# Written task:
Every entry below should be transcribed exactly; pictures stay out of the copy.

# Supplied records:
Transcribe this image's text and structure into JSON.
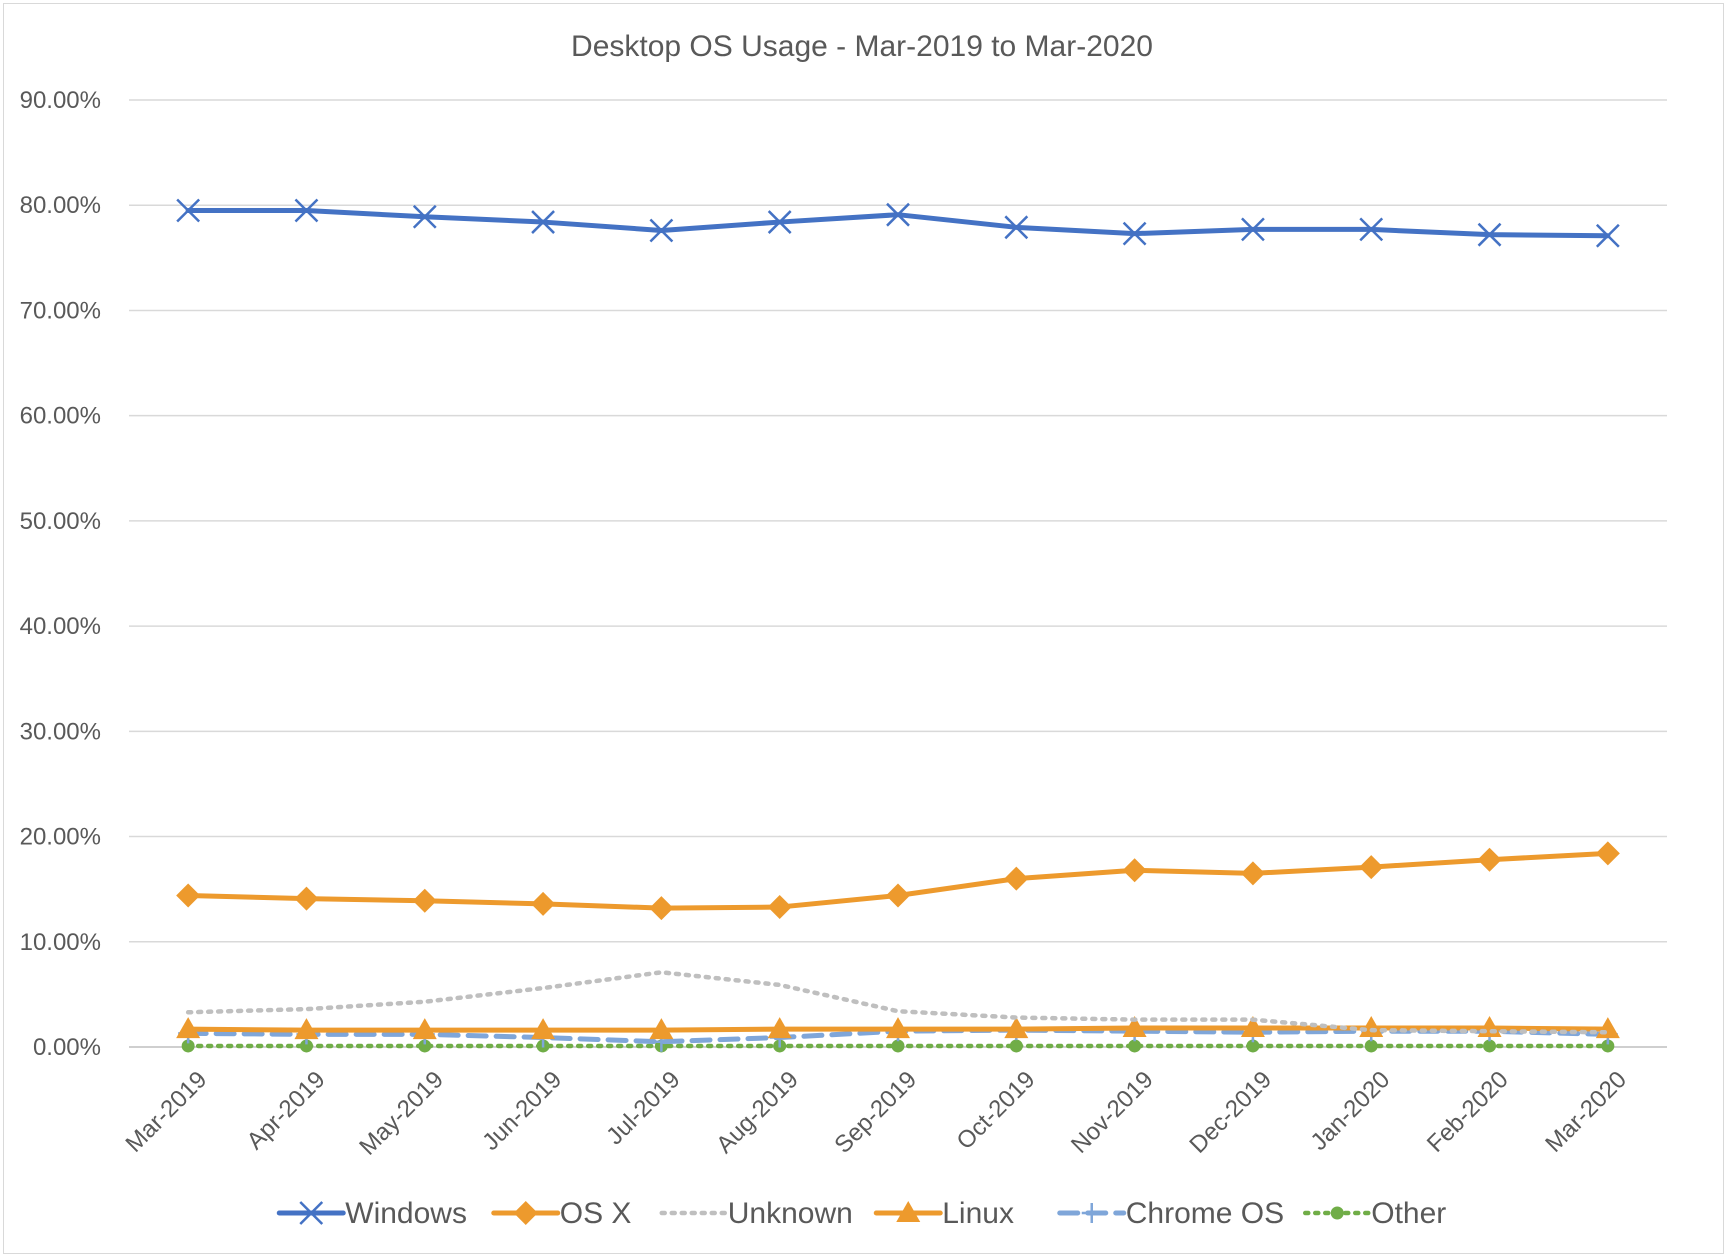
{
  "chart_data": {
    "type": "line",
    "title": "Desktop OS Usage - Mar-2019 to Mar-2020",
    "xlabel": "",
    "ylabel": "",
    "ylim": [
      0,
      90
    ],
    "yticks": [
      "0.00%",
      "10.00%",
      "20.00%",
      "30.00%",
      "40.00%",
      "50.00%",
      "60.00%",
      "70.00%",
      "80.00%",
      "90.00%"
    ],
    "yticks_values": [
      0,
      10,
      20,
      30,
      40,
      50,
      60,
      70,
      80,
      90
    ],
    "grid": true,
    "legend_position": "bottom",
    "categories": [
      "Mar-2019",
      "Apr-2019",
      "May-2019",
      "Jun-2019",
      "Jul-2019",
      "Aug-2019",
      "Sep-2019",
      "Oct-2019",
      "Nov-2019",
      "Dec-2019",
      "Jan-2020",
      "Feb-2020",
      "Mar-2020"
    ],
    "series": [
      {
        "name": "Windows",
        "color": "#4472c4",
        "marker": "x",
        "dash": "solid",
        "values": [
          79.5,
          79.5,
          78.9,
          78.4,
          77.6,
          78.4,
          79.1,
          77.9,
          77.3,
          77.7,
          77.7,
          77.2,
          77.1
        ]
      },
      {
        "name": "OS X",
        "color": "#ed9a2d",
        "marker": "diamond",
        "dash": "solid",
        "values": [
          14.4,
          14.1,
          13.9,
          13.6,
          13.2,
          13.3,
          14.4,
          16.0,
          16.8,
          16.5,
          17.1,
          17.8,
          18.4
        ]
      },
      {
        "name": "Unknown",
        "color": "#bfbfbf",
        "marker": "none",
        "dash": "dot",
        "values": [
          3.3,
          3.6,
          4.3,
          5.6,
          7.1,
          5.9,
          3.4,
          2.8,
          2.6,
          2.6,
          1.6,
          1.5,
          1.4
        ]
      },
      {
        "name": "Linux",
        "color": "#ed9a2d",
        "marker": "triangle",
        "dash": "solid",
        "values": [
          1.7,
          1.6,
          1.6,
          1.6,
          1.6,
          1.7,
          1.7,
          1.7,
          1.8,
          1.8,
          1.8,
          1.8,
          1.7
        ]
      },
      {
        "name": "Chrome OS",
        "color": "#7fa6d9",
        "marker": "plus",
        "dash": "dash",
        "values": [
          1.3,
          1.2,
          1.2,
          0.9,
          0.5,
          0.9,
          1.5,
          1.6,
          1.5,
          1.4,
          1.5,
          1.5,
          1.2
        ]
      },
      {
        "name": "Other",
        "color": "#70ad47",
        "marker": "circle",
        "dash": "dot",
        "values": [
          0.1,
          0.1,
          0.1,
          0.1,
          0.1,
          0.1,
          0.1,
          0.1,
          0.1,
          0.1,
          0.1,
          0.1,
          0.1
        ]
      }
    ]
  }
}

# Full solution:
Transcribe this image's text and structure into JSON.
{
  "chart_data": {
    "type": "line",
    "title": "Desktop OS Usage - Mar-2019 to Mar-2020",
    "xlabel": "",
    "ylabel": "",
    "ylim": [
      0,
      90
    ],
    "yticks": [
      "0.00%",
      "10.00%",
      "20.00%",
      "30.00%",
      "40.00%",
      "50.00%",
      "60.00%",
      "70.00%",
      "80.00%",
      "90.00%"
    ],
    "yticks_values": [
      0,
      10,
      20,
      30,
      40,
      50,
      60,
      70,
      80,
      90
    ],
    "grid": true,
    "legend_position": "bottom",
    "categories": [
      "Mar-2019",
      "Apr-2019",
      "May-2019",
      "Jun-2019",
      "Jul-2019",
      "Aug-2019",
      "Sep-2019",
      "Oct-2019",
      "Nov-2019",
      "Dec-2019",
      "Jan-2020",
      "Feb-2020",
      "Mar-2020"
    ],
    "series": [
      {
        "name": "Windows",
        "color": "#4472c4",
        "marker": "x",
        "dash": "solid",
        "values": [
          79.5,
          79.5,
          78.9,
          78.4,
          77.6,
          78.4,
          79.1,
          77.9,
          77.3,
          77.7,
          77.7,
          77.2,
          77.1
        ]
      },
      {
        "name": "OS X",
        "color": "#ed9a2d",
        "marker": "diamond",
        "dash": "solid",
        "values": [
          14.4,
          14.1,
          13.9,
          13.6,
          13.2,
          13.3,
          14.4,
          16.0,
          16.8,
          16.5,
          17.1,
          17.8,
          18.4
        ]
      },
      {
        "name": "Unknown",
        "color": "#bfbfbf",
        "marker": "none",
        "dash": "dot",
        "values": [
          3.3,
          3.6,
          4.3,
          5.6,
          7.1,
          5.9,
          3.4,
          2.8,
          2.6,
          2.6,
          1.6,
          1.5,
          1.4
        ]
      },
      {
        "name": "Linux",
        "color": "#ed9a2d",
        "marker": "triangle",
        "dash": "solid",
        "values": [
          1.7,
          1.6,
          1.6,
          1.6,
          1.6,
          1.7,
          1.7,
          1.7,
          1.8,
          1.8,
          1.8,
          1.8,
          1.7
        ]
      },
      {
        "name": "Chrome OS",
        "color": "#7fa6d9",
        "marker": "plus",
        "dash": "dash",
        "values": [
          1.3,
          1.2,
          1.2,
          0.9,
          0.5,
          0.9,
          1.5,
          1.6,
          1.5,
          1.4,
          1.5,
          1.5,
          1.2
        ]
      },
      {
        "name": "Other",
        "color": "#70ad47",
        "marker": "circle",
        "dash": "dot",
        "values": [
          0.1,
          0.1,
          0.1,
          0.1,
          0.1,
          0.1,
          0.1,
          0.1,
          0.1,
          0.1,
          0.1,
          0.1,
          0.1
        ]
      }
    ]
  }
}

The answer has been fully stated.